• **What to work on**
Transcribe the listing word for word.

• **Supplied records**
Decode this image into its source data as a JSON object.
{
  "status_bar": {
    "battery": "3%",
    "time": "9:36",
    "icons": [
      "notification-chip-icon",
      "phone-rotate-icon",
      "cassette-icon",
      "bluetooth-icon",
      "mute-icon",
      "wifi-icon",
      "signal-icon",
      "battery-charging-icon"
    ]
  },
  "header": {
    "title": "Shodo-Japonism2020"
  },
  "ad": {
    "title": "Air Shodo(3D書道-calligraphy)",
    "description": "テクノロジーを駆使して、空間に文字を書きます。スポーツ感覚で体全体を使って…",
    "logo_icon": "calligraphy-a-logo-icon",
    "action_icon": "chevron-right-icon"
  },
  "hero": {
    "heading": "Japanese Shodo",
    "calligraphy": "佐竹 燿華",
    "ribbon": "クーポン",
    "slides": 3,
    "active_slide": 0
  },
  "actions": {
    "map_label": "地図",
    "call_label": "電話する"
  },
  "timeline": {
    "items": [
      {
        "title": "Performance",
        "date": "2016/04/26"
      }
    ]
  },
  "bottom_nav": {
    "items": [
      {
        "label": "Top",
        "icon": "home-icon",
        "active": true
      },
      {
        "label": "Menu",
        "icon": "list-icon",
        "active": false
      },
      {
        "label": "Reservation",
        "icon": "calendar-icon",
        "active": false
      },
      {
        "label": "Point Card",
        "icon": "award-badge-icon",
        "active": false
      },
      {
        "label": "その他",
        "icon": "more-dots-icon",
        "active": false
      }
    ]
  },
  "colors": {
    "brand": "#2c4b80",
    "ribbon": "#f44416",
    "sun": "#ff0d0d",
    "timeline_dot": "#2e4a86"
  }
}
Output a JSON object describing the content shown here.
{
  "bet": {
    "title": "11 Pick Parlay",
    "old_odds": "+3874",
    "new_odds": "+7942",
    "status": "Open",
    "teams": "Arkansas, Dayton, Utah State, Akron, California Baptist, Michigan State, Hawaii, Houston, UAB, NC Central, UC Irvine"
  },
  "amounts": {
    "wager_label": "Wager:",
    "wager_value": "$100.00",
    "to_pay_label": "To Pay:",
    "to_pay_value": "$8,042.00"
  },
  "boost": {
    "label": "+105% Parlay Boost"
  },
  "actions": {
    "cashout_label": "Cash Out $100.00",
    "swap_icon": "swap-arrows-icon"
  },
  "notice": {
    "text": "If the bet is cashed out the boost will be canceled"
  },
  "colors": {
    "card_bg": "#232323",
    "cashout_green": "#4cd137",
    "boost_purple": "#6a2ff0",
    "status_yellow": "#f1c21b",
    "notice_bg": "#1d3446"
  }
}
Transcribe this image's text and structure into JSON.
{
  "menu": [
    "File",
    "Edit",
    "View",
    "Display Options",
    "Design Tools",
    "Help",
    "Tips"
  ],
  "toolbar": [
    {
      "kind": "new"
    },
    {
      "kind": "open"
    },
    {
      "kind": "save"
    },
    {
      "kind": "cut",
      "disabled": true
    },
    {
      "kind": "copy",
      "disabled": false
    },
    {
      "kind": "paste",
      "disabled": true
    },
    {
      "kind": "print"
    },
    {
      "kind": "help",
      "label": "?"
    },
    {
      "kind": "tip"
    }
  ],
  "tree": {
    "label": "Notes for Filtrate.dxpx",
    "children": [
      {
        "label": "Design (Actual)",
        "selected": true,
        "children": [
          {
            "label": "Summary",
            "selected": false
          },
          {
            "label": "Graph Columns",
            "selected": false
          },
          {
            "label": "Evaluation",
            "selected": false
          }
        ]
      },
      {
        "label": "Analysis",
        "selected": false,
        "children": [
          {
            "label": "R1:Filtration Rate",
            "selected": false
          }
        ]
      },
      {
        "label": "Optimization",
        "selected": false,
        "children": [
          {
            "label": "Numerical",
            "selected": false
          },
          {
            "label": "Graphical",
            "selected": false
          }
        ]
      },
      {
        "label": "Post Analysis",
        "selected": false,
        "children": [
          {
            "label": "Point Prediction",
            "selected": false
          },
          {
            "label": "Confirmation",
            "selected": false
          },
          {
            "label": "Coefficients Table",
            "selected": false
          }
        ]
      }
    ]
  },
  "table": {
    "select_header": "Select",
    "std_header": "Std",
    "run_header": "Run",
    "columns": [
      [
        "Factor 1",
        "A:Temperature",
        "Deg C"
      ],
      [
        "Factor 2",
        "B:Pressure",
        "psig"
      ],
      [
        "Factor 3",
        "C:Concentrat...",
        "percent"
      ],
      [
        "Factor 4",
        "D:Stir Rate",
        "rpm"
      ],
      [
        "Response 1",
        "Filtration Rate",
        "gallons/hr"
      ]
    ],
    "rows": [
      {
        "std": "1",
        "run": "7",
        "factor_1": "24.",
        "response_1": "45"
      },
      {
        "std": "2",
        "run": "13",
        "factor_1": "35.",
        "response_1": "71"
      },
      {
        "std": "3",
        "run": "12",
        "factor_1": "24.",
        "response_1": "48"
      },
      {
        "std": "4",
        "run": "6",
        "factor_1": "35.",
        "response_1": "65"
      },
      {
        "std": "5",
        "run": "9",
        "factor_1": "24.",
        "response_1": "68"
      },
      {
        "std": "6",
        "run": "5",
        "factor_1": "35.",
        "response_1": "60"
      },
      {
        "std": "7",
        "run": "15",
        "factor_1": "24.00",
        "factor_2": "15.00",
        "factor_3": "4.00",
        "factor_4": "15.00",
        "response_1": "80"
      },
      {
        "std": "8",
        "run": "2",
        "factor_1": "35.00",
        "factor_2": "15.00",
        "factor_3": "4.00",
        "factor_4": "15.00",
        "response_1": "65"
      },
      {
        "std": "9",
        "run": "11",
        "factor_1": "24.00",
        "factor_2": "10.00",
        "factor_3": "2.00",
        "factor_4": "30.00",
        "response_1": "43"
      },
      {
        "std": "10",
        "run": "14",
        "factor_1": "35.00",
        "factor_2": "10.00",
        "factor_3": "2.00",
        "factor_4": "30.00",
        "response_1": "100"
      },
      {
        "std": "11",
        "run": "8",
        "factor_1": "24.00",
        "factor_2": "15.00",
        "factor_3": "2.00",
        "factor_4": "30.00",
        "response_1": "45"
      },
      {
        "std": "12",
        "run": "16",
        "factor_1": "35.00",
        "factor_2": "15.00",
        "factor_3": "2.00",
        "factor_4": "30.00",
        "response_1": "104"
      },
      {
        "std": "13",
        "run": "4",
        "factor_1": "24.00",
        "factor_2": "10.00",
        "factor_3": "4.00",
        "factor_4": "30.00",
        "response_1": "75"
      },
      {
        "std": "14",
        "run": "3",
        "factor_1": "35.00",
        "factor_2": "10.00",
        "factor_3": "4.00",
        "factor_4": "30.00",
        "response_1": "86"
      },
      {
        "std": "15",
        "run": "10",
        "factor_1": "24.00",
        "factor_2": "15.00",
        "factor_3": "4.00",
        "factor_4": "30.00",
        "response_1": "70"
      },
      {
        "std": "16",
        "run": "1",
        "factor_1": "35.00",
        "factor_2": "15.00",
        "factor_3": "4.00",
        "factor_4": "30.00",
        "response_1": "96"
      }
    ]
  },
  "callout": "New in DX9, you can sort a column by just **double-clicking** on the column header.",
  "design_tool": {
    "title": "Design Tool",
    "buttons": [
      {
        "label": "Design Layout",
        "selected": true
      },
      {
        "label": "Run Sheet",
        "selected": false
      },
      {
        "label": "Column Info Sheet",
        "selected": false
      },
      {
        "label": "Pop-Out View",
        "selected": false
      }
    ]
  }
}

• **Complete answer**
Decode this image into its source data as a JSON object.
{
  "status_bar": {
    "battery": "3%",
    "time": "9:36",
    "icons": [
      "notification-chip-icon",
      "phone-rotate-icon",
      "cassette-icon",
      "bluetooth-icon",
      "mute-icon",
      "wifi-icon",
      "signal-icon",
      "battery-charging-icon"
    ]
  },
  "header": {
    "title": "Shodo-Japonism2020"
  },
  "ad": {
    "title": "Air Shodo(3D書道-calligraphy)",
    "description": "テクノロジーを駆使して、空間に文字を書きます。スポーツ感覚で体全体を使って…",
    "logo_icon": "calligraphy-a-logo-icon",
    "action_icon": "chevron-right-icon"
  },
  "hero": {
    "heading": "Japanese Shodo",
    "calligraphy": "佐竹 燿華",
    "ribbon": "クーポン",
    "slides": 3,
    "active_slide": 0
  },
  "actions": {
    "map_label": "地図",
    "call_label": "電話する"
  },
  "timeline": {
    "items": [
      {
        "title": "Performance",
        "date": "2016/04/26"
      }
    ]
  },
  "bottom_nav": {
    "items": [
      {
        "label": "Top",
        "icon": "home-icon",
        "active": true
      },
      {
        "label": "Menu",
        "icon": "list-icon",
        "active": false
      },
      {
        "label": "Reservation",
        "icon": "calendar-icon",
        "active": false
      },
      {
        "label": "Point Card",
        "icon": "award-badge-icon",
        "active": false
      },
      {
        "label": "その他",
        "icon": "more-dots-icon",
        "active": false
      }
    ]
  },
  "colors": {
    "brand": "#2c4b80",
    "ribbon": "#f44416",
    "sun": "#ff0d0d",
    "timeline_dot": "#2e4a86"
  }
}
Output a JSON object describing the content shown here.
{
  "bet": {
    "title": "11 Pick Parlay",
    "old_odds": "+3874",
    "new_odds": "+7942",
    "status": "Open",
    "teams": "Arkansas, Dayton, Utah State, Akron, California Baptist, Michigan State, Hawaii, Houston, UAB, NC Central, UC Irvine"
  },
  "amounts": {
    "wager_label": "Wager:",
    "wager_value": "$100.00",
    "to_pay_label": "To Pay:",
    "to_pay_value": "$8,042.00"
  },
  "boost": {
    "label": "+105% Parlay Boost"
  },
  "actions": {
    "cashout_label": "Cash Out $100.00",
    "swap_icon": "swap-arrows-icon"
  },
  "notice": {
    "text": "If the bet is cashed out the boost will be canceled"
  },
  "colors": {
    "card_bg": "#232323",
    "cashout_green": "#4cd137",
    "boost_purple": "#6a2ff0",
    "status_yellow": "#f1c21b",
    "notice_bg": "#1d3446"
  }
}
Transcribe this image's text and structure into JSON.
{
  "menu": [
    "File",
    "Edit",
    "View",
    "Display Options",
    "Design Tools",
    "Help",
    "Tips"
  ],
  "toolbar": [
    {
      "kind": "new"
    },
    {
      "kind": "open"
    },
    {
      "kind": "save"
    },
    {
      "kind": "cut",
      "disabled": true
    },
    {
      "kind": "copy",
      "disabled": false
    },
    {
      "kind": "paste",
      "disabled": true
    },
    {
      "kind": "print"
    },
    {
      "kind": "help",
      "label": "?"
    },
    {
      "kind": "tip"
    }
  ],
  "tree": {
    "label": "Notes for Filtrate.dxpx",
    "children": [
      {
        "label": "Design (Actual)",
        "selected": true,
        "children": [
          {
            "label": "Summary",
            "selected": false
          },
          {
            "label": "Graph Columns",
            "selected": false
          },
          {
            "label": "Evaluation",
            "selected": false
          }
        ]
      },
      {
        "label": "Analysis",
        "selected": false,
        "children": [
          {
            "label": "R1:Filtration Rate",
            "selected": false
          }
        ]
      },
      {
        "label": "Optimization",
        "selected": false,
        "children": [
          {
            "label": "Numerical",
            "selected": false
          },
          {
            "label": "Graphical",
            "selected": false
          }
        ]
      },
      {
        "label": "Post Analysis",
        "selected": false,
        "children": [
          {
            "label": "Point Prediction",
            "selected": false
          },
          {
            "label": "Confirmation",
            "selected": false
          },
          {
            "label": "Coefficients Table",
            "selected": false
          }
        ]
      }
    ]
  },
  "table": {
    "select_header": "Select",
    "std_header": "Std",
    "run_header": "Run",
    "columns": [
      [
        "Factor 1",
        "A:Temperature",
        "Deg C"
      ],
      [
        "Factor 2",
        "B:Pressure",
        "psig"
      ],
      [
        "Factor 3",
        "C:Concentrat...",
        "percent"
      ],
      [
        "Factor 4",
        "D:Stir Rate",
        "rpm"
      ],
      [
        "Response 1",
        "Filtration Rate",
        "gallons/hr"
      ]
    ],
    "rows": [
      {
        "std": "1",
        "run": "7",
        "factor_1": "24.",
        "response_1": "45"
      },
      {
        "std": "2",
        "run": "13",
        "factor_1": "35.",
        "response_1": "71"
      },
      {
        "std": "3",
        "run": "12",
        "factor_1": "24.",
        "response_1": "48"
      },
      {
        "std": "4",
        "run": "6",
        "factor_1": "35.",
        "response_1": "65"
      },
      {
        "std": "5",
        "run": "9",
        "factor_1": "24.",
        "response_1": "68"
      },
      {
        "std": "6",
        "run": "5",
        "factor_1": "35.",
        "response_1": "60"
      },
      {
        "std": "7",
        "run": "15",
        "factor_1": "24.00",
        "factor_2": "15.00",
        "factor_3": "4.00",
        "factor_4": "15.00",
        "response_1": "80"
      },
      {
        "std": "8",
        "run": "2",
        "factor_1": "35.00",
        "factor_2": "15.00",
        "factor_3": "4.00",
        "factor_4": "15.00",
        "response_1": "65"
      },
      {
        "std": "9",
        "run": "11",
        "factor_1": "24.00",
        "factor_2": "10.00",
        "factor_3": "2.00",
        "factor_4": "30.00",
        "response_1": "43"
      },
      {
        "std": "10",
        "run": "14",
        "factor_1": "35.00",
        "factor_2": "10.00",
        "factor_3": "2.00",
        "factor_4": "30.00",
        "response_1": "100"
      },
      {
        "std": "11",
        "run": "8",
        "factor_1": "24.00",
        "factor_2": "15.00",
        "factor_3": "2.00",
        "factor_4": "30.00",
        "response_1": "45"
      },
      {
        "std": "12",
        "run": "16",
        "factor_1": "35.00",
        "factor_2": "15.00",
        "factor_3": "2.00",
        "factor_4": "30.00",
        "response_1": "104"
      },
      {
        "std": "13",
        "run": "4",
        "factor_1": "24.00",
        "factor_2": "10.00",
        "factor_3": "4.00",
        "factor_4": "30.00",
        "response_1": "75"
      },
      {
        "std": "14",
        "run": "3",
        "factor_1": "35.00",
        "factor_2": "10.00",
        "factor_3": "4.00",
        "factor_4": "30.00",
        "response_1": "86"
      },
      {
        "std": "15",
        "run": "10",
        "factor_1": "24.00",
        "factor_2": "15.00",
        "factor_3": "4.00",
        "factor_4": "30.00",
        "response_1": "70"
      },
      {
        "std": "16",
        "run": "1",
        "factor_1": "35.00",
        "factor_2": "15.00",
        "factor_3": "4.00",
        "factor_4": "30.00",
        "response_1": "96"
      }
    ]
  },
  "callout": "New in DX9, you can sort a column by just **double-clicking** on the column header.",
  "design_tool": {
    "title": "Design Tool",
    "buttons": [
      {
        "label": "Design Layout",
        "selected": true
      },
      {
        "label": "Run Sheet",
        "selected": false
      },
      {
        "label": "Column Info Sheet",
        "selected": false
      },
      {
        "label": "Pop-Out View",
        "selected": false
      }
    ]
  }
}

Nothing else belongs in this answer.